- _Your instructions_
From the entries that follow, list every line in which the string "JSON" appears.

- _Material provided_
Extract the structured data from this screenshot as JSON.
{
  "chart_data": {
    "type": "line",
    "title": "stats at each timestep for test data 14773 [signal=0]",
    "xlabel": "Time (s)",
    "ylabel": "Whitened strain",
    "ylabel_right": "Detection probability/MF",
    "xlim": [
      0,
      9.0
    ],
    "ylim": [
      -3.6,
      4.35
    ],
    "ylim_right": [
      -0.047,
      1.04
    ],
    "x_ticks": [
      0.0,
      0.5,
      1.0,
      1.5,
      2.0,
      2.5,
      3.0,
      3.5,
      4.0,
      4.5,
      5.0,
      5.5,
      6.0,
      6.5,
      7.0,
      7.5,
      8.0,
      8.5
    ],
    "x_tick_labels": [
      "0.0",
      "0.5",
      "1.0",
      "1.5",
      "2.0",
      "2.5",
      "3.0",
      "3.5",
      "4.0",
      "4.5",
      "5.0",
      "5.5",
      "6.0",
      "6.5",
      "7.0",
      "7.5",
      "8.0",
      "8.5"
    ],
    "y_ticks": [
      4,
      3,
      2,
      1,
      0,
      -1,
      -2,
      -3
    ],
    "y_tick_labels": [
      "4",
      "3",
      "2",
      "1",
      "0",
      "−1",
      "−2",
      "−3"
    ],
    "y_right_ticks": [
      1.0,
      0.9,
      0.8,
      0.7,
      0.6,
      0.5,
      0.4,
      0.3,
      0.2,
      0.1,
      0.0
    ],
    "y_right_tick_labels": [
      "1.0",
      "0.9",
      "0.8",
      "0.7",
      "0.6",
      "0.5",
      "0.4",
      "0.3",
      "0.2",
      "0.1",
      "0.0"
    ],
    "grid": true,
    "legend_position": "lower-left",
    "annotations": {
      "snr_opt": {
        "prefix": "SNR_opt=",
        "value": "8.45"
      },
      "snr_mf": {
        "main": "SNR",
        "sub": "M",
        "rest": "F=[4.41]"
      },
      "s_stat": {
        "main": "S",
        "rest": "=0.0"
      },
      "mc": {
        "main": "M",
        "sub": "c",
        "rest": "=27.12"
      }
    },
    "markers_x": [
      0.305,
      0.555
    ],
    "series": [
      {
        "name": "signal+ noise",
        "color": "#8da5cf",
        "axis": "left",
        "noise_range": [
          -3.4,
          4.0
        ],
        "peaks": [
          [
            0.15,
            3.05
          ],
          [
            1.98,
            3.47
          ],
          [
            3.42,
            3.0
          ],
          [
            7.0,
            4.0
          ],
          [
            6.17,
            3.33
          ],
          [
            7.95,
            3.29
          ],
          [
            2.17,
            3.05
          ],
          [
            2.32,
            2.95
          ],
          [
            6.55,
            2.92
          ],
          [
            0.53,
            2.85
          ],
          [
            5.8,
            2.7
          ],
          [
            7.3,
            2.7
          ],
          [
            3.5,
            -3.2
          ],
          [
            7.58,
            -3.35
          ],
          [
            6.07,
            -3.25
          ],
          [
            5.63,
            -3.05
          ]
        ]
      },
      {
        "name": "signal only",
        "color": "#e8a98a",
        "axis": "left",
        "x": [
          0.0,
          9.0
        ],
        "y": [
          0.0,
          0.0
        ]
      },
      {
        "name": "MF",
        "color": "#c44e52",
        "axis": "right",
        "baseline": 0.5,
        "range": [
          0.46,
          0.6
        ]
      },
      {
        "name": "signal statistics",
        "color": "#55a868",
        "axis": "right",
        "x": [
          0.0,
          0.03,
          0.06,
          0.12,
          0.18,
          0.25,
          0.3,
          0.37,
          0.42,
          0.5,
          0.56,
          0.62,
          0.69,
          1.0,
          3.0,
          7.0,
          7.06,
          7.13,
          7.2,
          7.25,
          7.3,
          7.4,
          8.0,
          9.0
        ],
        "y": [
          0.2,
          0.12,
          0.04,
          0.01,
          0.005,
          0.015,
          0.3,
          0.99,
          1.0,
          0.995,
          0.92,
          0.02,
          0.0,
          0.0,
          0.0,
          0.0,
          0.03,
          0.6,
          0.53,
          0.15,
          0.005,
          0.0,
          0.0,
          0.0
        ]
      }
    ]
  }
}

...

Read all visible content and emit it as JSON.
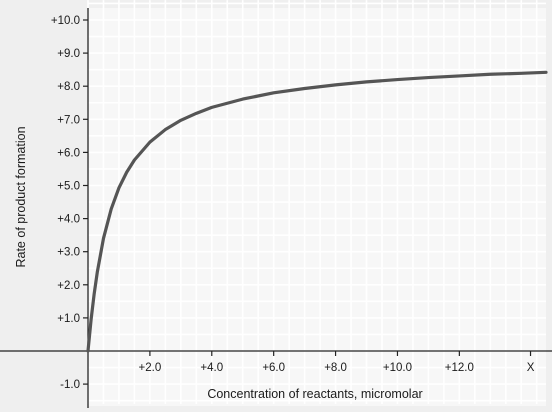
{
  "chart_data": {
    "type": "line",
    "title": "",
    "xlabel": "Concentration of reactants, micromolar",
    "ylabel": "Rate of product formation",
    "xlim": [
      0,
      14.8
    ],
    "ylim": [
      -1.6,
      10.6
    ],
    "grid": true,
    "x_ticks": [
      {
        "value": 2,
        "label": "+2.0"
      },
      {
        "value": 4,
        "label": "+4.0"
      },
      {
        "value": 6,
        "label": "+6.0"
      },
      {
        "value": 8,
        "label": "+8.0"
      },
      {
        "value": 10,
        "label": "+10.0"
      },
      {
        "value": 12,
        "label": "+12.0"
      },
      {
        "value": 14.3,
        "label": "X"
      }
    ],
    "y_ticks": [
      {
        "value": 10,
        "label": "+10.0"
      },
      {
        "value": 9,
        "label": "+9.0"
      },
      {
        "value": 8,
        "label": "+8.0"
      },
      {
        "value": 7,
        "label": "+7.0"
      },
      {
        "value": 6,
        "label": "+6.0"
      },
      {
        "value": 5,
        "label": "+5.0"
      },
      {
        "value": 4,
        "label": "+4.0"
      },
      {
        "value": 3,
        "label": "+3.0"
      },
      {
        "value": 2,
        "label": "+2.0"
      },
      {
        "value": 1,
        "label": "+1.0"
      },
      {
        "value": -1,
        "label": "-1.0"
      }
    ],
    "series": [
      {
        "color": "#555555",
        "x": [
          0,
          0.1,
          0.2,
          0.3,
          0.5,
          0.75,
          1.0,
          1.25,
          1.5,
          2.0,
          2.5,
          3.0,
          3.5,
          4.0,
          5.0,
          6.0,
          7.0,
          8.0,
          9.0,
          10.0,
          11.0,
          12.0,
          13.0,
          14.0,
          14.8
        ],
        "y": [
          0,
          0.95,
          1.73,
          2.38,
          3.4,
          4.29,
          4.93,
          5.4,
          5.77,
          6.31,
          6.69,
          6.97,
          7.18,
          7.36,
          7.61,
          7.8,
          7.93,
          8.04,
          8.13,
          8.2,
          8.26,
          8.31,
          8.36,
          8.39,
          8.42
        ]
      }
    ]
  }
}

--

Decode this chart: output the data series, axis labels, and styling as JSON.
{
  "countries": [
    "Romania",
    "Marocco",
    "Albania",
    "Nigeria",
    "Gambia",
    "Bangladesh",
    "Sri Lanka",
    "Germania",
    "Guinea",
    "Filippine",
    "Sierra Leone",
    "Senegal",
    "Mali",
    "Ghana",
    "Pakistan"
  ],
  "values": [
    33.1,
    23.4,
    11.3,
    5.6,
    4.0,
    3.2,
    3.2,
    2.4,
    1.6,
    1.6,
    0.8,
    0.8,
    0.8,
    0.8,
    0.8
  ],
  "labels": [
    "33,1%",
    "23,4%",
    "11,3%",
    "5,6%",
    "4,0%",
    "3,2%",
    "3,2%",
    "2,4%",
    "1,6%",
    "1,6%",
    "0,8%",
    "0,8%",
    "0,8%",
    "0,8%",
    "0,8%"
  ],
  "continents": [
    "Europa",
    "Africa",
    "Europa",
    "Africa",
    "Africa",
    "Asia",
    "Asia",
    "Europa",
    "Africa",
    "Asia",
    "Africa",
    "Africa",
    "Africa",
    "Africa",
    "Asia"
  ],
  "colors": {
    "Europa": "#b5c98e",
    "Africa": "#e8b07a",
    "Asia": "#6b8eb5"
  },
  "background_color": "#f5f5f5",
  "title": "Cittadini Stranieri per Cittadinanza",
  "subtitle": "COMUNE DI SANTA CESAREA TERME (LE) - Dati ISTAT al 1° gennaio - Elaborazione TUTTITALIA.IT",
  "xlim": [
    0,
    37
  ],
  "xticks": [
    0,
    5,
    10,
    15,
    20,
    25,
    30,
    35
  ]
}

- _Response to this task_
Extract the structured data from this screenshot as JSON.
Read all visible content and emit it as JSON.
Decode this chart: output the data series, axis labels, and styling as JSON.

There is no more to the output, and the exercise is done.